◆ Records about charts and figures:
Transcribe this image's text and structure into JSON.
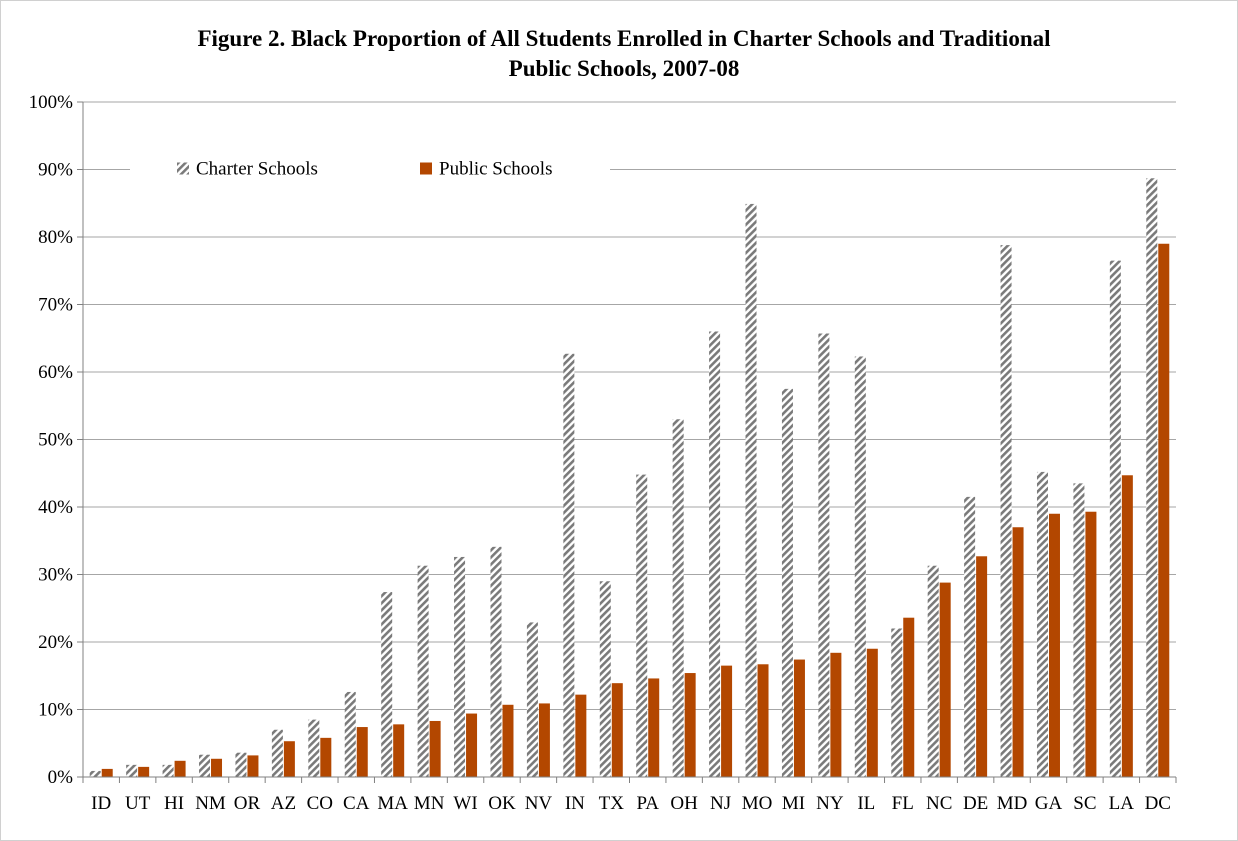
{
  "chart_data": {
    "type": "bar",
    "title_lines": [
      "Figure 2. Black Proportion of All Students Enrolled in Charter Schools and Traditional",
      "Public Schools, 2007-08"
    ],
    "xlabel": "",
    "ylabel": "",
    "ylim": [
      0,
      100
    ],
    "y_ticks": [
      "0%",
      "10%",
      "20%",
      "30%",
      "40%",
      "50%",
      "60%",
      "70%",
      "80%",
      "90%",
      "100%"
    ],
    "grid": true,
    "legend_position": "top",
    "categories": [
      "ID",
      "UT",
      "HI",
      "NM",
      "OR",
      "AZ",
      "CO",
      "CA",
      "MA",
      "MN",
      "WI",
      "OK",
      "NV",
      "IN",
      "TX",
      "PA",
      "OH",
      "NJ",
      "MO",
      "MI",
      "NY",
      "IL",
      "FL",
      "NC",
      "DE",
      "MD",
      "GA",
      "SC",
      "LA",
      "DC"
    ],
    "series": [
      {
        "name": "Charter Schools",
        "color": "#808080",
        "pattern": "diagonal-hatch",
        "values": [
          0.9,
          1.8,
          1.8,
          3.3,
          3.6,
          7.0,
          8.5,
          12.6,
          27.4,
          31.3,
          32.6,
          34.1,
          22.9,
          62.7,
          29.0,
          44.8,
          53.0,
          66.0,
          84.9,
          57.5,
          65.7,
          62.3,
          22.0,
          31.3,
          41.5,
          78.8,
          45.2,
          43.5,
          76.5,
          88.7
        ]
      },
      {
        "name": "Public Schools",
        "color": "#B34700",
        "pattern": "solid",
        "values": [
          1.2,
          1.5,
          2.4,
          2.7,
          3.2,
          5.3,
          5.8,
          7.4,
          7.8,
          8.3,
          9.4,
          10.7,
          10.9,
          12.2,
          13.9,
          14.6,
          15.4,
          16.5,
          16.7,
          17.4,
          18.4,
          19.0,
          23.6,
          28.8,
          32.7,
          37.0,
          39.0,
          39.3,
          44.7,
          79.0
        ]
      }
    ]
  }
}
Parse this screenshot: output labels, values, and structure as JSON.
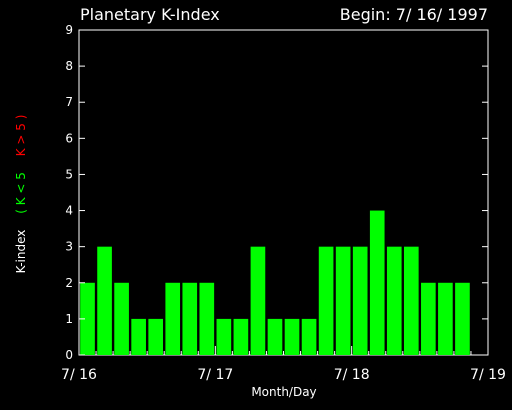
{
  "chart_data": {
    "type": "bar",
    "title": "Planetary K-Index",
    "begin_label": "Begin: 7/ 16/ 1997",
    "xlabel": "Month/Day",
    "ylabel": {
      "prefix": "K-index",
      "green_part": "( K < 5",
      "red_part": "K > 5 )"
    },
    "ylim": [
      0,
      9
    ],
    "yticks": [
      "0",
      "1",
      "2",
      "3",
      "4",
      "5",
      "6",
      "7",
      "8",
      "9"
    ],
    "xticks": [
      "7/ 16",
      "7/ 17",
      "7/ 18",
      "7/ 19"
    ],
    "bins_per_day": 8,
    "values": [
      2,
      3,
      2,
      1,
      1,
      2,
      2,
      2,
      1,
      1,
      3,
      1,
      1,
      1,
      3,
      3,
      3,
      4,
      3,
      3,
      2,
      2,
      2
    ],
    "colors": {
      "background": "#000000",
      "axes": "#ffffff",
      "bar_low": "#00ff00",
      "bar_high": "#ff0000",
      "label_green": "#00ff00",
      "label_red": "#ff0000"
    },
    "grid": false
  }
}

◆ The request: Copy out every line of the material above that mentions the word "name".

◆ Result:
        "name": "Charter Schools",
        "name": "Public Schools",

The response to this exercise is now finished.